Data to use —
◆ ◆ ◆ ◆
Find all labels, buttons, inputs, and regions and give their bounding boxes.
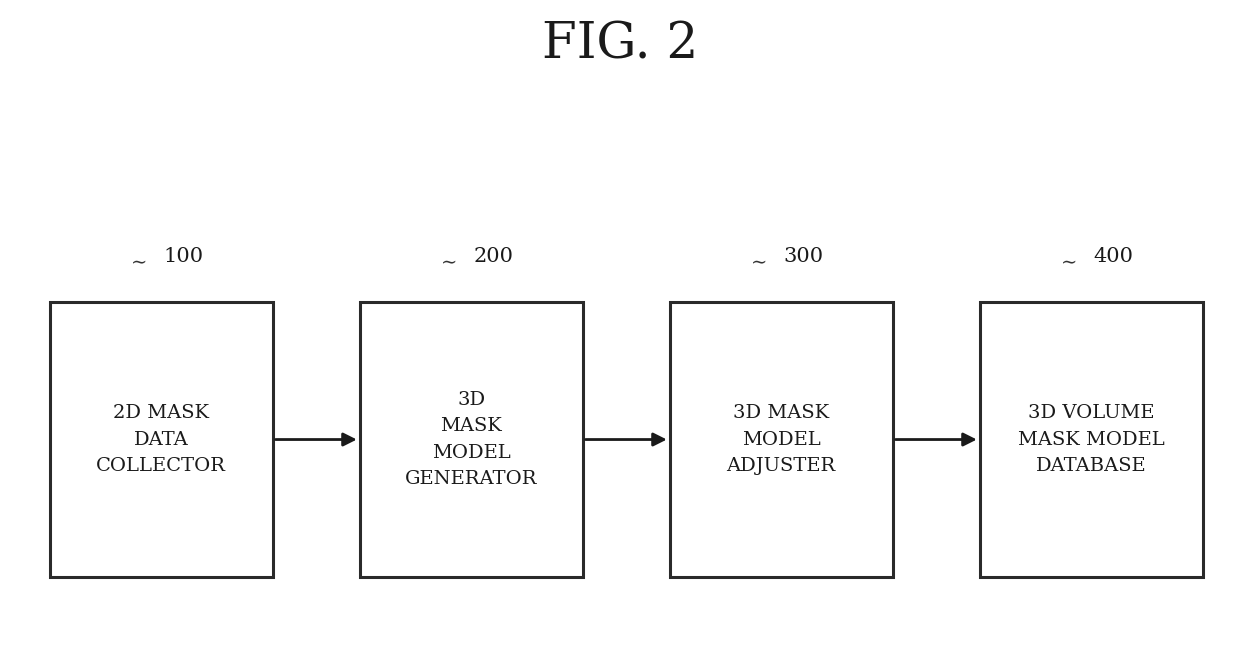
FancyBboxPatch shape xyxy=(980,302,1203,577)
Text: 200: 200 xyxy=(474,247,513,266)
Text: ∼: ∼ xyxy=(130,255,148,272)
Text: 3D
MASK
MODEL
GENERATOR: 3D MASK MODEL GENERATOR xyxy=(405,391,537,488)
FancyBboxPatch shape xyxy=(360,302,583,577)
Text: 3D MASK
MODEL
ADJUSTER: 3D MASK MODEL ADJUSTER xyxy=(727,404,836,475)
Text: 2D MASK
DATA
COLLECTOR: 2D MASK DATA COLLECTOR xyxy=(97,404,226,475)
Text: 400: 400 xyxy=(1094,247,1133,266)
Text: ∼: ∼ xyxy=(440,255,458,272)
FancyBboxPatch shape xyxy=(50,302,273,577)
Text: 300: 300 xyxy=(784,247,823,266)
Text: 3D VOLUME
MASK MODEL
DATABASE: 3D VOLUME MASK MODEL DATABASE xyxy=(1018,404,1164,475)
Text: ∼: ∼ xyxy=(1060,255,1078,272)
FancyBboxPatch shape xyxy=(670,302,893,577)
Text: ∼: ∼ xyxy=(750,255,768,272)
Text: FIG. 2: FIG. 2 xyxy=(542,20,698,69)
Text: 100: 100 xyxy=(164,247,203,266)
◆ ◆ ◆ ◆
Instructions to follow —
Rewrite the stretch from the line containing "FancyBboxPatch shape xyxy=(980,302,1203,577)" through the end of the rows, with "FancyBboxPatch" changed to "RoundedBox" and nothing else altered.

Complete output —
RoundedBox shape xyxy=(980,302,1203,577)
Text: 200: 200 xyxy=(474,247,513,266)
Text: ∼: ∼ xyxy=(130,255,148,272)
Text: 3D
MASK
MODEL
GENERATOR: 3D MASK MODEL GENERATOR xyxy=(405,391,537,488)
RoundedBox shape xyxy=(360,302,583,577)
Text: 3D MASK
MODEL
ADJUSTER: 3D MASK MODEL ADJUSTER xyxy=(727,404,836,475)
Text: 2D MASK
DATA
COLLECTOR: 2D MASK DATA COLLECTOR xyxy=(97,404,226,475)
Text: 400: 400 xyxy=(1094,247,1133,266)
Text: ∼: ∼ xyxy=(440,255,458,272)
RoundedBox shape xyxy=(50,302,273,577)
Text: 300: 300 xyxy=(784,247,823,266)
Text: 3D VOLUME
MASK MODEL
DATABASE: 3D VOLUME MASK MODEL DATABASE xyxy=(1018,404,1164,475)
Text: ∼: ∼ xyxy=(1060,255,1078,272)
RoundedBox shape xyxy=(670,302,893,577)
Text: ∼: ∼ xyxy=(750,255,768,272)
Text: FIG. 2: FIG. 2 xyxy=(542,20,698,69)
Text: 100: 100 xyxy=(164,247,203,266)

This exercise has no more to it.